* **WRITTEN REQUEST**: Count how many lines in the material below hold the word "screenshot"; the reply is that number alone.
[Begin STORED DATA]
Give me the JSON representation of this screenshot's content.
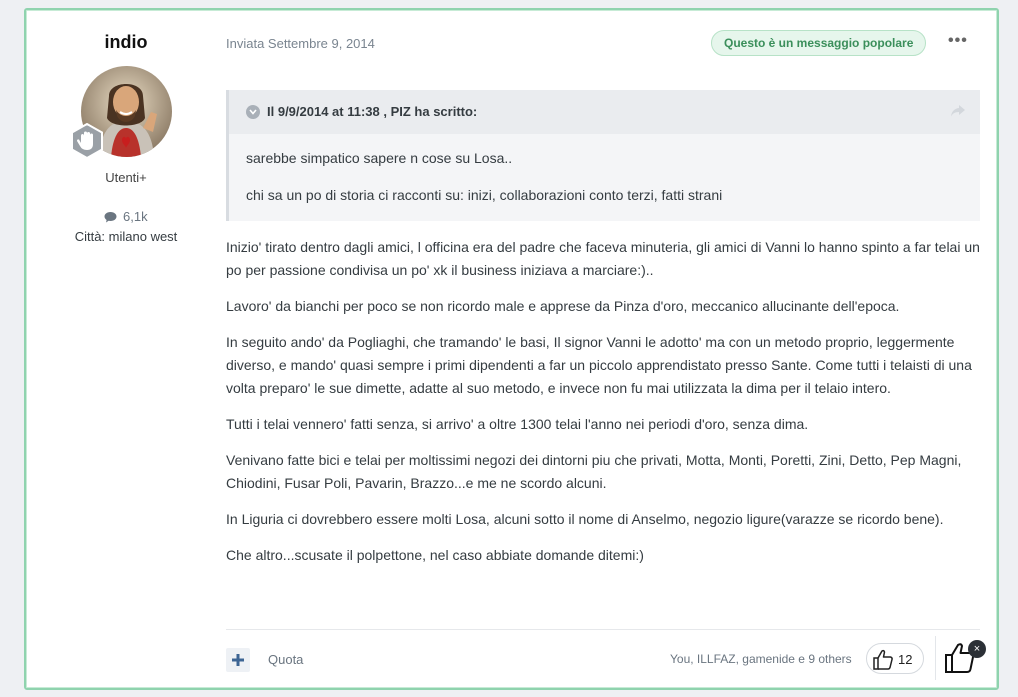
{
  "author": {
    "name": "indio",
    "group": "Utenti+",
    "post_count": "6,1k",
    "city_label": "Città: milano west"
  },
  "post": {
    "posted": "Inviata Settembre 9, 2014",
    "popular_badge": "Questo è un messaggio popolare",
    "more_menu": "•••",
    "quote": {
      "citation": "Il 9/9/2014 at 11:38 , PIZ ha scritto:",
      "paragraphs": [
        "sarebbe simpatico sapere n cose su Losa..",
        "chi sa un po di storia ci racconti su: inizi, collaborazioni conto terzi, fatti strani"
      ]
    },
    "paragraphs": [
      "Inizio' tirato dentro dagli amici, l officina era del padre che faceva minuteria, gli amici di Vanni lo hanno spinto a far telai un po per passione condivisa un po' xk il business iniziava a marciare:)..",
      "Lavoro' da bianchi per poco se non ricordo male e apprese da Pinza d'oro, meccanico allucinante dell'epoca.",
      "In seguito ando' da Pogliaghi, che tramando' le basi, Il signor Vanni le adotto' ma con un metodo proprio, leggermente diverso, e mando' quasi sempre i primi dipendenti a far un piccolo apprendistato presso Sante. Come tutti i telaisti di una volta preparo' le sue dimette, adatte al suo metodo, e invece non fu mai utilizzata la dima per il telaio intero.",
      "Tutti i telai vennero' fatti senza, si arrivo' a oltre 1300 telai l'anno nei periodi d'oro, senza dima.",
      "Venivano fatte bici e telai per moltissimi negozi dei dintorni piu che privati, Motta, Monti, Poretti, Zini, Detto, Pep Magni, Chiodini, Fusar Poli, Pavarin, Brazzo...e me ne scordo alcuni.",
      "In Liguria ci dovrebbero essere molti Losa, alcuni sotto il nome di Anselmo, negozio ligure(varazze se ricordo bene).",
      "Che altro...scusate il polpettone, nel caso abbiate domande ditemi:)"
    ]
  },
  "footer": {
    "quote_label": "Quota",
    "reactors": "You, ILLFAZ, gamenide e 9 others",
    "reaction_count": "12",
    "remove_label": "×"
  },
  "colors": {
    "accent": "#8fd3ae",
    "popular_text": "#3b8f5b",
    "popular_bg": "#e6f6ec",
    "multiquote": "#3d6594"
  }
}
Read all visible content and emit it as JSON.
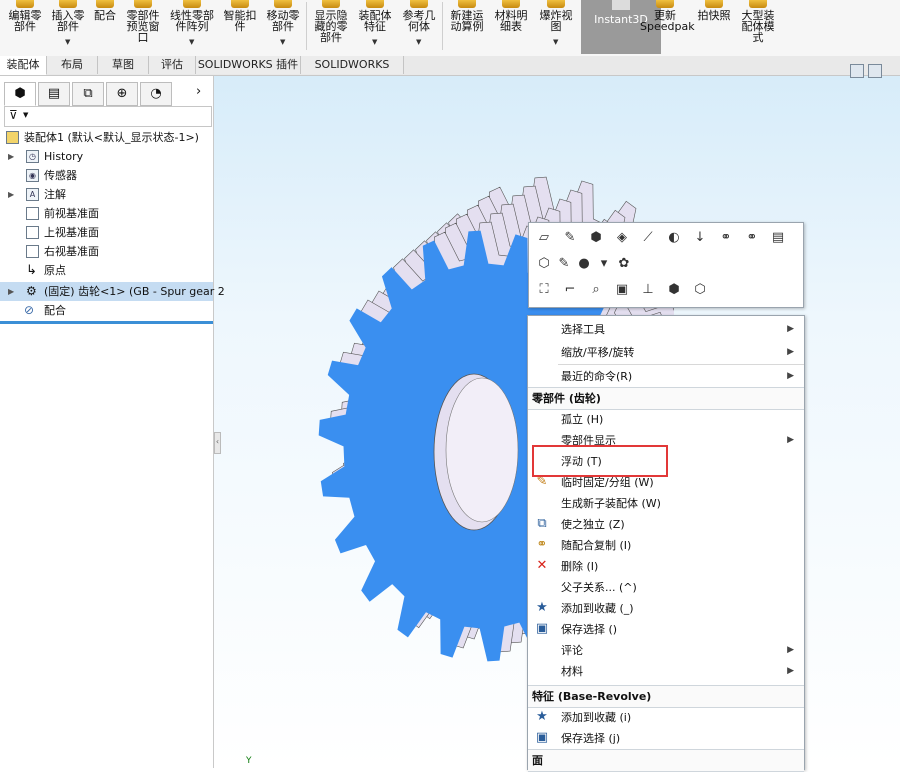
{
  "ribbon": {
    "buttons": [
      {
        "label": "编辑零\n部件"
      },
      {
        "label": "插入零\n部件"
      },
      {
        "label": "配合"
      },
      {
        "label": "零部件\n预览窗\n口"
      },
      {
        "label": "线性零部\n件阵列"
      },
      {
        "label": "智能扣\n件"
      },
      {
        "label": "移动零\n部件"
      },
      {
        "label": "显示隐\n藏的零\n部件"
      },
      {
        "label": "装配体\n特征"
      },
      {
        "label": "参考几\n何体"
      },
      {
        "label": "新建运\n动算例"
      },
      {
        "label": "材料明\n细表"
      },
      {
        "label": "爆炸视\n图"
      },
      {
        "label": "Instant3D"
      },
      {
        "label": "更新\nSpeedpak"
      },
      {
        "label": "拍快照"
      },
      {
        "label": "大型装\n配体模\n式"
      }
    ]
  },
  "tabs": [
    "装配体",
    "布局",
    "草图",
    "评估",
    "SOLIDWORKS 插件",
    "SOLIDWORKS MBD"
  ],
  "tree": {
    "root": "装配体1 (默认<默认_显示状态-1>)",
    "items": [
      "History",
      "传感器",
      "注解",
      "前视基准面",
      "上视基准面",
      "右视基准面",
      "原点",
      "(固定) 齿轮<1> (GB - Spur gear 2",
      "配合"
    ]
  },
  "axis_label": "Y",
  "context_menu": {
    "items": [
      {
        "label": "选择工具",
        "submenu": true
      },
      {
        "label": "缩放/平移/旋转",
        "submenu": true
      },
      {
        "label": "最近的命令(R)",
        "submenu": true
      },
      {
        "label": "零部件 (齿轮)",
        "header": true
      },
      {
        "label": "孤立 (H)"
      },
      {
        "label": "零部件显示",
        "submenu": true
      },
      {
        "label": "浮动 (T)"
      },
      {
        "label": "临时固定/分组 (W)"
      },
      {
        "label": "生成新子装配体 (W)"
      },
      {
        "label": "使之独立 (Z)"
      },
      {
        "label": "随配合复制 (I)"
      },
      {
        "label": "删除 (I)"
      },
      {
        "label": "父子关系... (^)"
      },
      {
        "label": "添加到收藏 (_)"
      },
      {
        "label": "保存选择 ()"
      },
      {
        "label": "评论",
        "submenu": true
      },
      {
        "label": "材料",
        "submenu": true
      },
      {
        "label": "特征 (Base-Revolve)",
        "header": true
      },
      {
        "label": "添加到收藏 (i)"
      },
      {
        "label": "保存选择 (j)"
      },
      {
        "label": "面",
        "header": true
      }
    ]
  },
  "colors": {
    "gear_face": "#3a8ff0",
    "gear_side": "#e4dff0",
    "selection_row": "#c5dcf2",
    "highlight_box": "#e23838",
    "ribbon_active": "#9a9a9a"
  }
}
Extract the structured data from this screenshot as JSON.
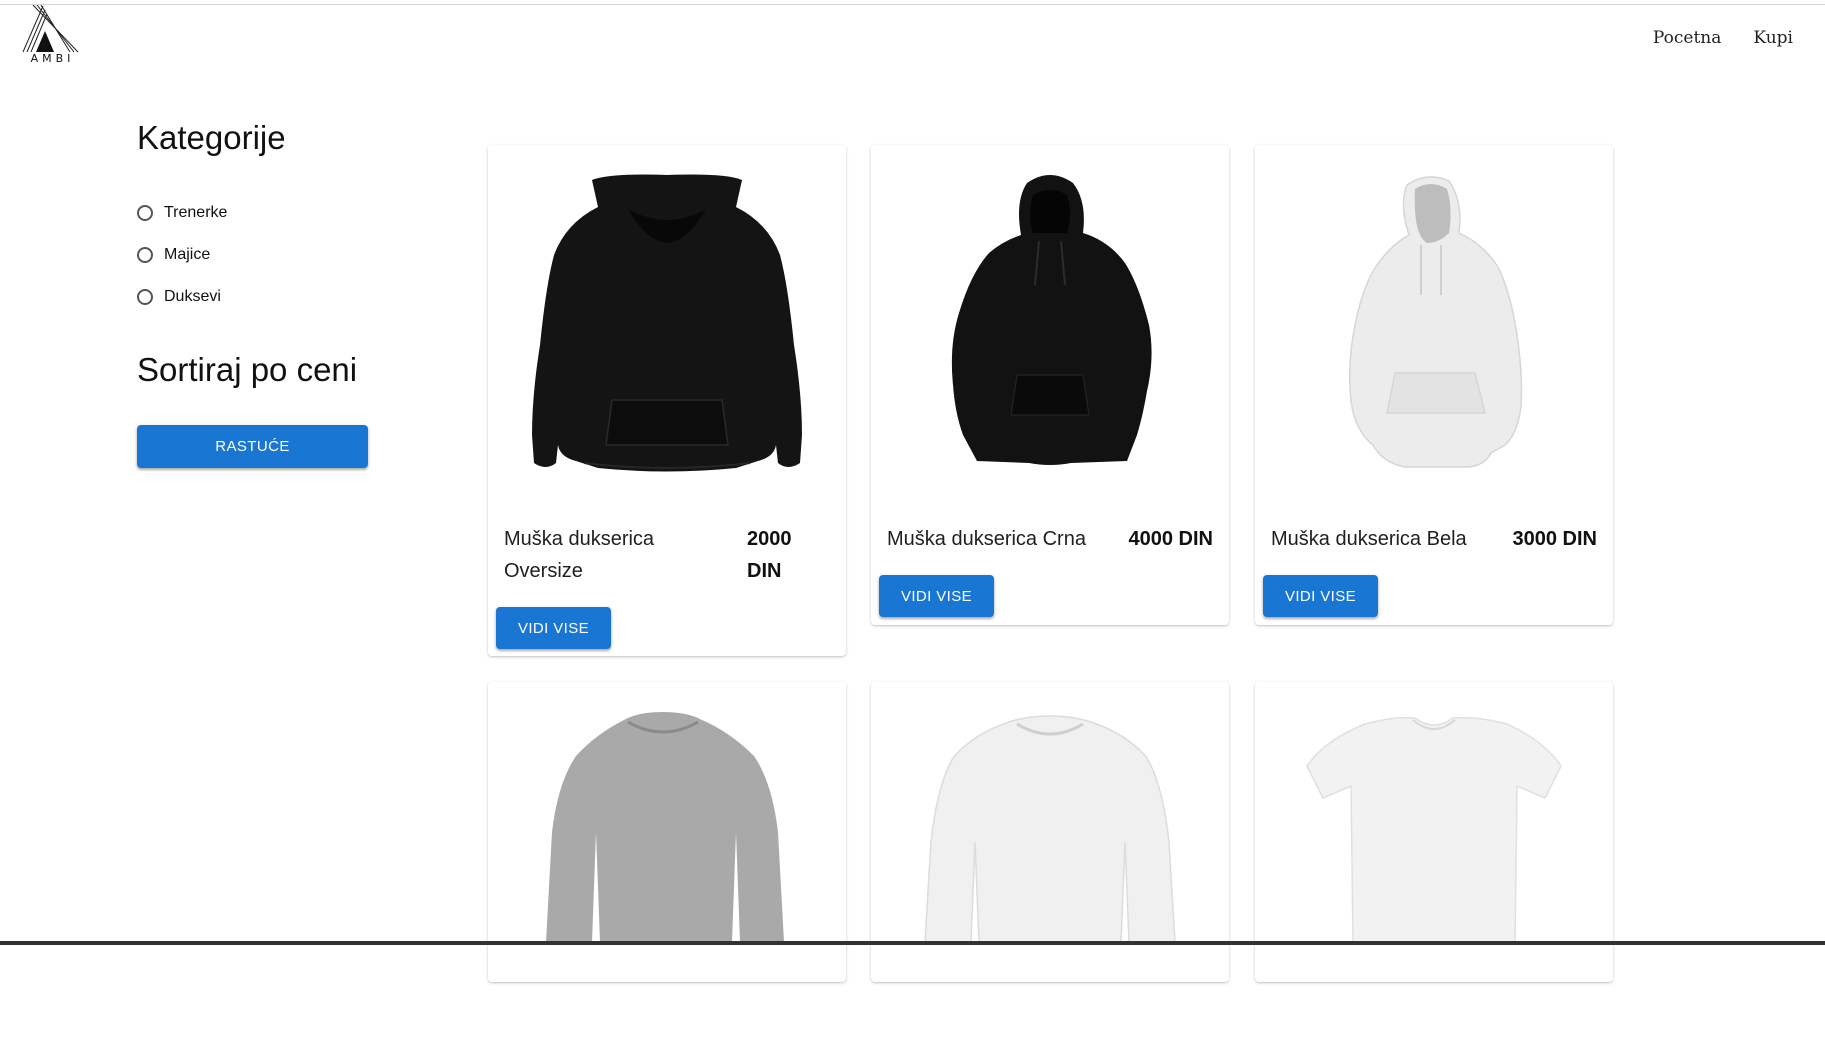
{
  "header": {
    "logo_text": "AMBI",
    "nav": [
      "Pocetna",
      "Kupi"
    ]
  },
  "sidebar": {
    "categories_title": "Kategorije",
    "categories": [
      "Trenerke",
      "Majice",
      "Duksevi"
    ],
    "sort_title": "Sortiraj po ceni",
    "sort_button": "RASTUĆE"
  },
  "products": [
    {
      "name_line1": "Muška dukserica",
      "name_line2": "Oversize",
      "price_line1": "2000",
      "price_line2": "DIN",
      "button": "VIDI VISE",
      "image": "black-hoodie-image"
    },
    {
      "name_line1": "Muška dukserica Crna",
      "name_line2": "",
      "price_line1": "4000 DIN",
      "price_line2": "",
      "button": "VIDI VISE",
      "image": "black-hoodie-image"
    },
    {
      "name_line1": "Muška dukserica Bela",
      "name_line2": "",
      "price_line1": "3000 DIN",
      "price_line2": "",
      "button": "VIDI VISE",
      "image": "white-hoodie-image"
    },
    {
      "image": "grey-longsleeve-image"
    },
    {
      "image": "white-longsleeve-image"
    },
    {
      "image": "white-tshirt-image"
    }
  ],
  "colors": {
    "primary": "#1976d2",
    "text": "#1a1a1a"
  }
}
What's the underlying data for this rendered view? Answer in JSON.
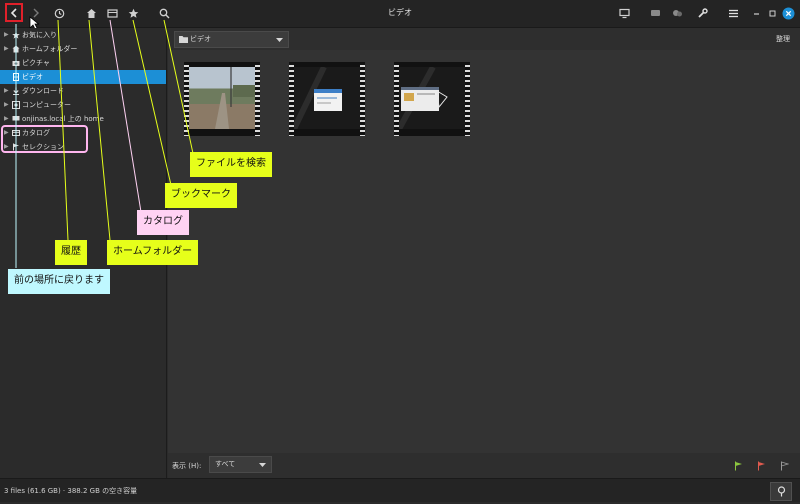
{
  "header": {
    "title": "ビデオ",
    "left_icons": [
      "back-icon",
      "forward-icon",
      "history-icon",
      "home-icon",
      "catalog-icon",
      "bookmark-icon",
      "search-icon"
    ],
    "right_icons": [
      "monitor-icon",
      "chat-icon",
      "tag-icon",
      "wrench-icon",
      "menu-icon",
      "minimize-icon",
      "maximize-icon",
      "close-icon"
    ]
  },
  "sidebar": {
    "items": [
      {
        "label": "お気に入り",
        "icon": "star-icon",
        "expandable": true
      },
      {
        "label": "ホームフォルダー",
        "icon": "home-icon",
        "expandable": true
      },
      {
        "label": "ピクチャ",
        "icon": "camera-icon",
        "expandable": false
      },
      {
        "label": "ビデオ",
        "icon": "film-icon",
        "expandable": false,
        "selected": true
      },
      {
        "label": "ダウンロード",
        "icon": "download-icon",
        "expandable": true
      },
      {
        "label": "コンピューター",
        "icon": "computer-icon",
        "expandable": true
      },
      {
        "label": "onjinas.local 上の home",
        "icon": "network-icon",
        "expandable": true
      },
      {
        "label": "カタログ",
        "icon": "catalog-icon",
        "expandable": true
      },
      {
        "label": "セレクション",
        "icon": "flag-icon",
        "expandable": true
      }
    ]
  },
  "main": {
    "path_select": "ビデオ",
    "sort_label": "整理",
    "show_label": "表示 (H):",
    "show_value": "すべて"
  },
  "status": {
    "text": "3 files (61.6 GB)  ·  388.2 GB の空き容量"
  },
  "callouts": {
    "search": "ファイルを検索",
    "bookmark": "ブックマーク",
    "catalog": "カタログ",
    "history": "履歴",
    "home": "ホームフォルダー",
    "back": "前の場所に戻ります"
  },
  "colors": {
    "selected": "#1c8fd6",
    "callout_yellow": "#e6ff1a",
    "callout_pink": "#ffd2f3",
    "callout_cyan": "#bff8ff",
    "back_highlight": "#e0202a"
  }
}
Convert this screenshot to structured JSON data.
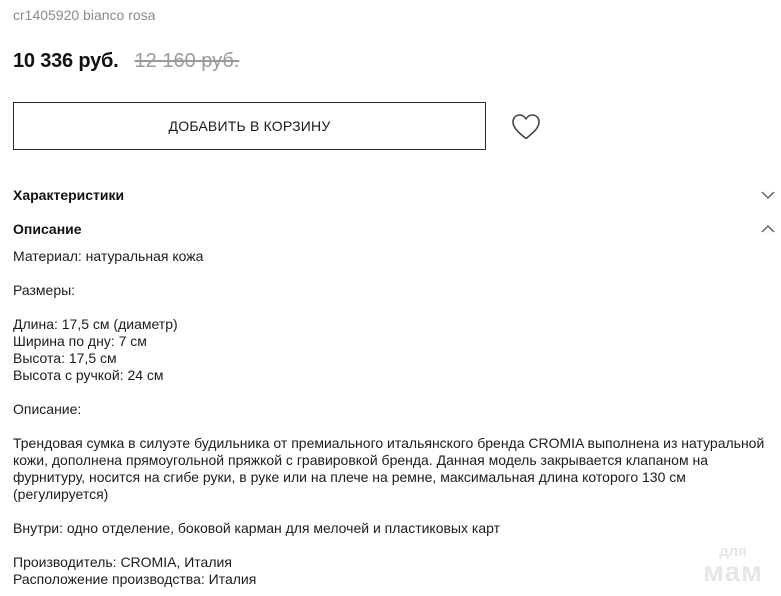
{
  "product": {
    "sku": "cr1405920 bianco rosa",
    "price": "10 336 руб.",
    "old_price": "12 160 руб."
  },
  "actions": {
    "add_to_cart": "ДОБАВИТЬ В КОРЗИНУ",
    "favorite_icon": "heart-icon"
  },
  "accordion": {
    "characteristics": {
      "title": "Характеристики",
      "state": "collapsed"
    },
    "description": {
      "title": "Описание",
      "state": "expanded"
    }
  },
  "description": {
    "material": "Материал: натуральная кожа",
    "sizes_label": "Размеры:",
    "length": "Длина: 17,5 см (диаметр)",
    "width": "Ширина по дну: 7 см",
    "height": "Высота: 17,5 см",
    "height_handle": "Высота с ручкой: 24 см",
    "desc_label": "Описание:",
    "text": "Трендовая сумка в силуэте будильника от премиального итальянского бренда CROMIA выполнена из натуральной кожи, дополнена прямоугольной пряжкой с гравировкой бренда. Данная модель закрывается клапаном на фурнитуру, носится на сгибе руки, в руке или на плече на ремне, максимальная длина которого 130 см (регулируется)",
    "inside": "Внутри: одно отделение, боковой карман для мелочей и пластиковых карт",
    "manufacturer": "Производитель: CROMIA, Италия",
    "production_location": "Расположение производства: Италия"
  },
  "watermark": {
    "line1": "для",
    "line2": "мам"
  }
}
[End STORED DATA]
* **ANSWER**: 3